▶ [Exercise goal]
Could you copy every line from the material below in which "weaker" appears?
begin
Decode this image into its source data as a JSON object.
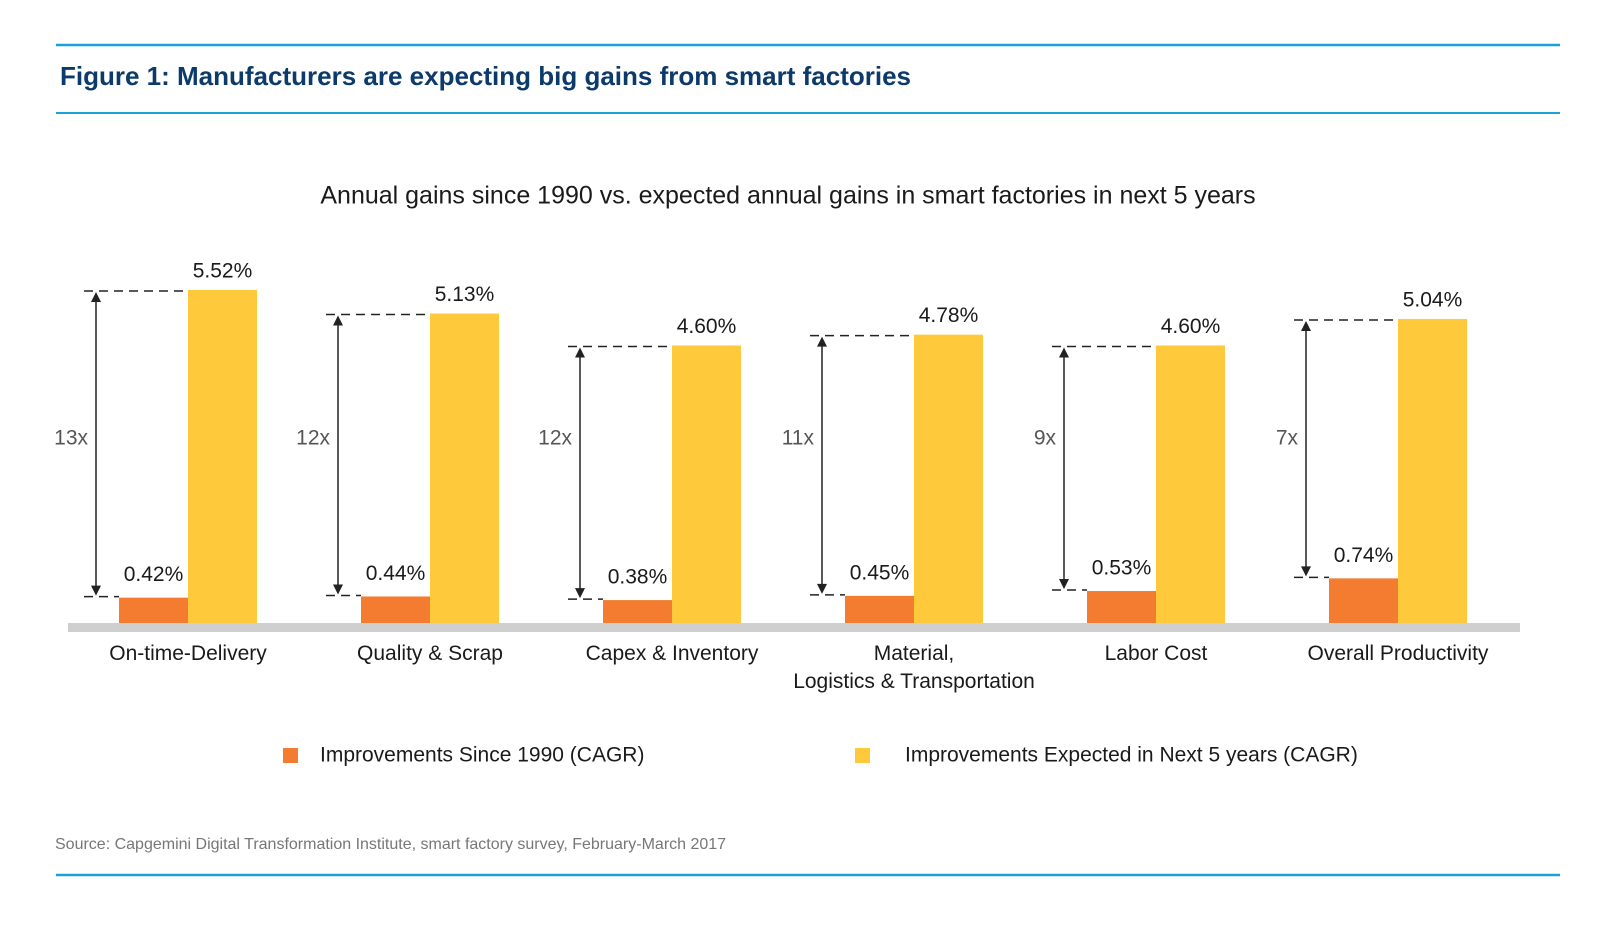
{
  "chart_data": {
    "type": "bar",
    "title": "Figure 1: Manufacturers are expecting big gains from smart factories",
    "subtitle": "Annual gains since 1990 vs. expected annual gains in smart factories in next 5 years",
    "categories": [
      "On-time-Delivery",
      "Quality & Scrap",
      "Capex & Inventory",
      "Material,\nLogistics & Transportation",
      "Labor Cost",
      "Overall Productivity"
    ],
    "series": [
      {
        "name": "Improvements Since 1990 (CAGR)",
        "color": "#f47c30",
        "values": [
          0.42,
          0.44,
          0.38,
          0.45,
          0.53,
          0.74
        ],
        "value_labels": [
          "0.42%",
          "0.44%",
          "0.38%",
          "0.45%",
          "0.53%",
          "0.74%"
        ]
      },
      {
        "name": "Improvements Expected in Next 5 years (CAGR)",
        "color": "#ffc93c",
        "values": [
          5.52,
          5.13,
          4.6,
          4.78,
          4.6,
          5.04
        ],
        "value_labels": [
          "5.52%",
          "5.13%",
          "4.60%",
          "4.78%",
          "4.60%",
          "5.04%"
        ]
      }
    ],
    "ratio_labels": [
      "13x",
      "12x",
      "12x",
      "11x",
      "9x",
      "7x"
    ],
    "source": "Source: Capgemini Digital Transformation Institute, smart factory survey, February-March 2017"
  }
}
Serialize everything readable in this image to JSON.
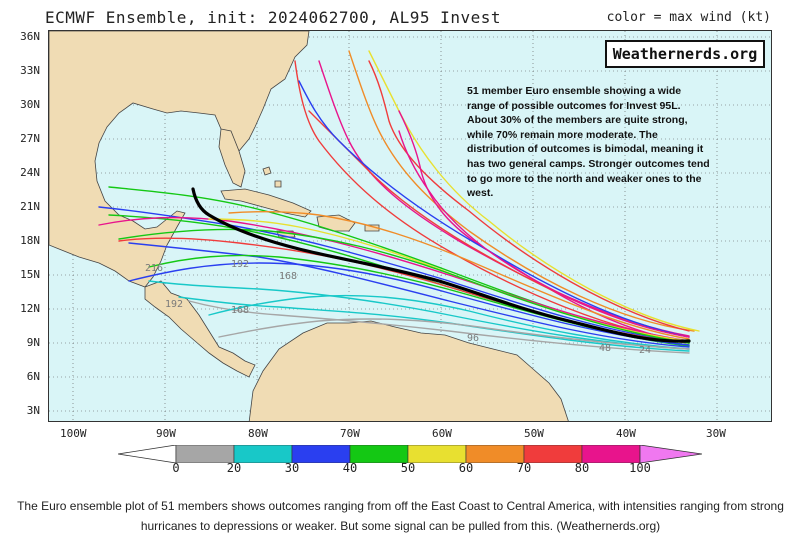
{
  "figure": {
    "title_left": "ECMWF Ensemble, init: 2024062700, AL95 Invest",
    "title_right": "color = max wind (kt)",
    "brand": "Weathernerds.org",
    "annotation": "51 member Euro ensemble showing a wide range of possible outcomes for Invest 95L. About 30% of the members are quite strong, while 70% remain more moderate. The distribution of outcomes is bimodal, meaning it has two general camps. Stronger outcomes tend to go more to the north and weaker ones to the west.",
    "lat_labels": [
      "36N",
      "33N",
      "30N",
      "27N",
      "24N",
      "21N",
      "18N",
      "15N",
      "12N",
      "9N",
      "6N",
      "3N"
    ],
    "lon_labels": [
      "100W",
      "90W",
      "80W",
      "70W",
      "60W",
      "50W",
      "40W",
      "30W"
    ],
    "track_labels": [
      "216",
      "192",
      "192",
      "168",
      "168",
      "96",
      "48",
      "24"
    ],
    "colorbar": {
      "ticks": [
        "0",
        "20",
        "30",
        "40",
        "50",
        "60",
        "70",
        "80",
        "100"
      ],
      "colors": [
        "#a6a6a6",
        "#18c8c8",
        "#2a3ff0",
        "#14c814",
        "#e8e030",
        "#f08c28",
        "#f03c3c",
        "#e8148c",
        "#f078f0"
      ]
    },
    "track_colors": {
      "ensemble_mean": "#000000",
      "gray": "#a6a6a6",
      "cyan": "#18c8c8",
      "blue": "#2a3ff0",
      "green": "#14c814",
      "yellow": "#e8e030",
      "orange": "#f08c28",
      "red": "#f03c3c",
      "magenta": "#e8148c",
      "pink": "#f078f0"
    },
    "land_color": "#f0dcb4",
    "ocean_color": "#d9f5f7"
  },
  "caption": "The Euro ensemble plot of 51 members shows outcomes ranging from off the East Coast to Central America, with intensities ranging from strong hurricanes to depressions or weaker. But some signal can be pulled from this. (Weathernerds.org)"
}
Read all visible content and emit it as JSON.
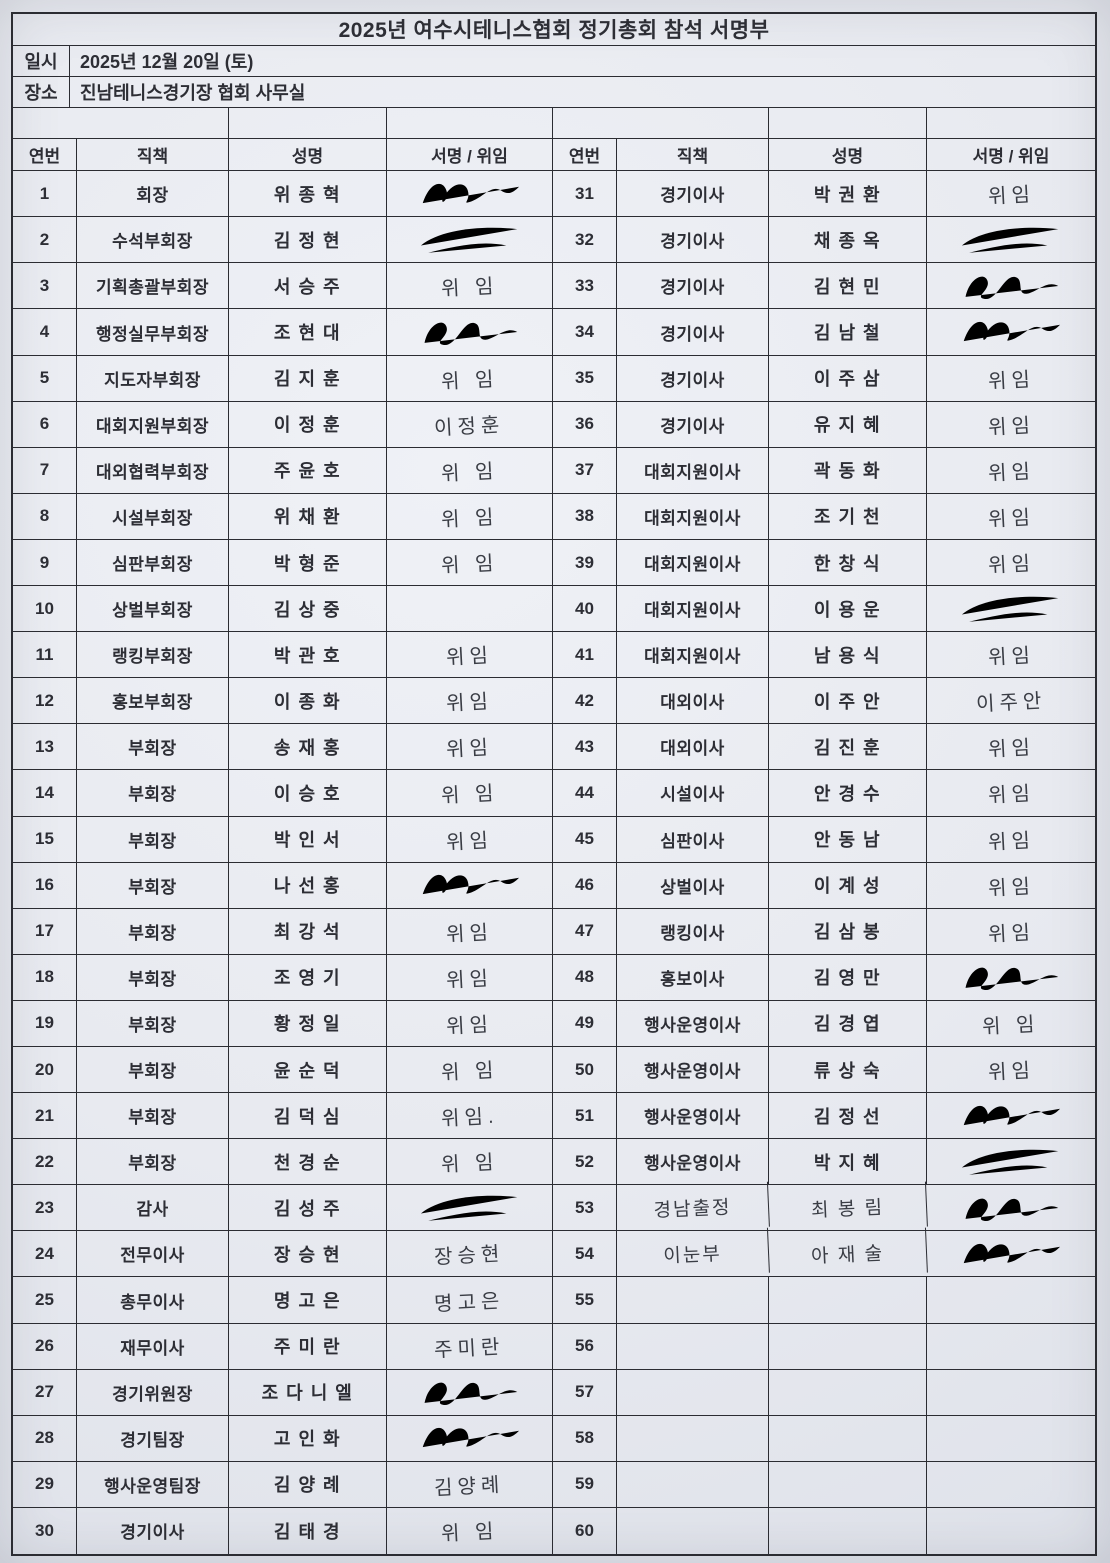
{
  "title": "2025년 여수시테니스협회 정기총회 참석 서명부",
  "info": {
    "date_label": "일시",
    "date_value": "2025년 12월 20일 (토)",
    "place_label": "장소",
    "place_value": "진남테니스경기장 협회 사무실"
  },
  "header": {
    "no": "연번",
    "position": "직책",
    "name": "성명",
    "sign": "서명 / 위임"
  },
  "colors": {
    "paper": "#e9ebf1",
    "table_line": "#2b2c32",
    "printed_ink": "#2d2e35",
    "pen_ink": "#3a3d45"
  },
  "rows_left": [
    {
      "no": "1",
      "position": "회장",
      "name": "위 종 혁",
      "sign": "",
      "sig": "v1"
    },
    {
      "no": "2",
      "position": "수석부회장",
      "name": "김 정 현",
      "sign": "",
      "sig": "v2"
    },
    {
      "no": "3",
      "position": "기획총괄부회장",
      "name": "서 승 주",
      "sign": "위 임",
      "sig": ""
    },
    {
      "no": "4",
      "position": "행정실무부회장",
      "name": "조 현 대",
      "sign": "",
      "sig": "v3"
    },
    {
      "no": "5",
      "position": "지도자부회장",
      "name": "김 지 훈",
      "sign": "위 임",
      "sig": ""
    },
    {
      "no": "6",
      "position": "대회지원부회장",
      "name": "이 정 훈",
      "sign": "이정훈",
      "sig": ""
    },
    {
      "no": "7",
      "position": "대외협력부회장",
      "name": "주 윤 호",
      "sign": "위 임",
      "sig": ""
    },
    {
      "no": "8",
      "position": "시설부회장",
      "name": "위 채 환",
      "sign": "위 임",
      "sig": ""
    },
    {
      "no": "9",
      "position": "심판부회장",
      "name": "박 형 준",
      "sign": "위 임",
      "sig": ""
    },
    {
      "no": "10",
      "position": "상벌부회장",
      "name": "김 상 중",
      "sign": "",
      "sig": ""
    },
    {
      "no": "11",
      "position": "랭킹부회장",
      "name": "박 관 호",
      "sign": "위임",
      "sig": ""
    },
    {
      "no": "12",
      "position": "홍보부회장",
      "name": "이 종 화",
      "sign": "위임",
      "sig": ""
    },
    {
      "no": "13",
      "position": "부회장",
      "name": "송 재 홍",
      "sign": "위임",
      "sig": ""
    },
    {
      "no": "14",
      "position": "부회장",
      "name": "이 승 호",
      "sign": "위 임",
      "sig": ""
    },
    {
      "no": "15",
      "position": "부회장",
      "name": "박 인 서",
      "sign": "위임",
      "sig": ""
    },
    {
      "no": "16",
      "position": "부회장",
      "name": "나 선 홍",
      "sign": "",
      "sig": "v1"
    },
    {
      "no": "17",
      "position": "부회장",
      "name": "최 강 석",
      "sign": "위임",
      "sig": ""
    },
    {
      "no": "18",
      "position": "부회장",
      "name": "조 영 기",
      "sign": "위임",
      "sig": ""
    },
    {
      "no": "19",
      "position": "부회장",
      "name": "황 정 일",
      "sign": "위임",
      "sig": ""
    },
    {
      "no": "20",
      "position": "부회장",
      "name": "윤 순 덕",
      "sign": "위 임",
      "sig": ""
    },
    {
      "no": "21",
      "position": "부회장",
      "name": "김 덕 심",
      "sign": "위임.",
      "sig": ""
    },
    {
      "no": "22",
      "position": "부회장",
      "name": "천 경 순",
      "sign": "위 임",
      "sig": ""
    },
    {
      "no": "23",
      "position": "감사",
      "name": "김 성 주",
      "sign": "",
      "sig": "v2"
    },
    {
      "no": "24",
      "position": "전무이사",
      "name": "장 승 현",
      "sign": "장승현",
      "sig": ""
    },
    {
      "no": "25",
      "position": "총무이사",
      "name": "명 고 은",
      "sign": "명고은",
      "sig": ""
    },
    {
      "no": "26",
      "position": "재무이사",
      "name": "주 미 란",
      "sign": "주미란",
      "sig": ""
    },
    {
      "no": "27",
      "position": "경기위원장",
      "name": "조 다 니 엘",
      "sign": "",
      "sig": "v3"
    },
    {
      "no": "28",
      "position": "경기팀장",
      "name": "고 인 화",
      "sign": "",
      "sig": "v1"
    },
    {
      "no": "29",
      "position": "행사운영팀장",
      "name": "김 양 례",
      "sign": "김양례",
      "sig": ""
    },
    {
      "no": "30",
      "position": "경기이사",
      "name": "김 태 경",
      "sign": "위 임",
      "sig": ""
    }
  ],
  "rows_right": [
    {
      "no": "31",
      "position": "경기이사",
      "name": "박 권 환",
      "sign": "위임",
      "sig": ""
    },
    {
      "no": "32",
      "position": "경기이사",
      "name": "채 종 옥",
      "sign": "",
      "sig": "v2"
    },
    {
      "no": "33",
      "position": "경기이사",
      "name": "김 현 민",
      "sign": "",
      "sig": "v3"
    },
    {
      "no": "34",
      "position": "경기이사",
      "name": "김 남 철",
      "sign": "",
      "sig": "v1"
    },
    {
      "no": "35",
      "position": "경기이사",
      "name": "이 주 삼",
      "sign": "위임",
      "sig": ""
    },
    {
      "no": "36",
      "position": "경기이사",
      "name": "유 지 혜",
      "sign": "위임",
      "sig": ""
    },
    {
      "no": "37",
      "position": "대회지원이사",
      "name": "곽 동 화",
      "sign": "위임",
      "sig": ""
    },
    {
      "no": "38",
      "position": "대회지원이사",
      "name": "조 기 천",
      "sign": "위임",
      "sig": ""
    },
    {
      "no": "39",
      "position": "대회지원이사",
      "name": "한 창 식",
      "sign": "위임",
      "sig": ""
    },
    {
      "no": "40",
      "position": "대회지원이사",
      "name": "이 용 운",
      "sign": "",
      "sig": "v2"
    },
    {
      "no": "41",
      "position": "대회지원이사",
      "name": "남 용 식",
      "sign": "위임",
      "sig": ""
    },
    {
      "no": "42",
      "position": "대외이사",
      "name": "이 주 안",
      "sign": "이주안",
      "sig": ""
    },
    {
      "no": "43",
      "position": "대외이사",
      "name": "김 진 훈",
      "sign": "위임",
      "sig": ""
    },
    {
      "no": "44",
      "position": "시설이사",
      "name": "안 경 수",
      "sign": "위임",
      "sig": ""
    },
    {
      "no": "45",
      "position": "심판이사",
      "name": "안 동 남",
      "sign": "위임",
      "sig": ""
    },
    {
      "no": "46",
      "position": "상벌이사",
      "name": "이 계 성",
      "sign": "위임",
      "sig": ""
    },
    {
      "no": "47",
      "position": "랭킹이사",
      "name": "김 삼 봉",
      "sign": "위임",
      "sig": ""
    },
    {
      "no": "48",
      "position": "홍보이사",
      "name": "김 영 만",
      "sign": "",
      "sig": "v3"
    },
    {
      "no": "49",
      "position": "행사운영이사",
      "name": "김 경 엽",
      "sign": "위 임",
      "sig": ""
    },
    {
      "no": "50",
      "position": "행사운영이사",
      "name": "류 상 숙",
      "sign": "위임",
      "sig": ""
    },
    {
      "no": "51",
      "position": "행사운영이사",
      "name": "김 정 선",
      "sign": "",
      "sig": "v1"
    },
    {
      "no": "52",
      "position": "행사운영이사",
      "name": "박 지 혜",
      "sign": "",
      "sig": "v2"
    },
    {
      "no": "53",
      "position": "경남출정",
      "name": "최 봉 림",
      "sign": "",
      "sig": "v3",
      "hand": true
    },
    {
      "no": "54",
      "position": "이눈부",
      "name": "아 재 술",
      "sign": "",
      "sig": "v1",
      "hand": true
    },
    {
      "no": "55",
      "position": "",
      "name": "",
      "sign": "",
      "sig": ""
    },
    {
      "no": "56",
      "position": "",
      "name": "",
      "sign": "",
      "sig": ""
    },
    {
      "no": "57",
      "position": "",
      "name": "",
      "sign": "",
      "sig": ""
    },
    {
      "no": "58",
      "position": "",
      "name": "",
      "sign": "",
      "sig": ""
    },
    {
      "no": "59",
      "position": "",
      "name": "",
      "sign": "",
      "sig": ""
    },
    {
      "no": "60",
      "position": "",
      "name": "",
      "sign": "",
      "sig": ""
    }
  ]
}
end
▶ [Response to this exercise]
    "annotation": "51 member Euro ensemble showing a wide range of possible outcomes for Invest 95L. About 30% of the members are quite strong, while 70% remain more moderate. The distribution of outcomes is bimodal, meaning it has two general camps. Stronger outcomes tend to go more to the north and weaker ones to the west.",
  "caption": "The Euro ensemble plot of 51 members shows outcomes ranging from off the East Coast to Central America, with intensities ranging from strong hurricanes to depressions or weaker. But some signal can be pulled from this. (Weathernerds.org)"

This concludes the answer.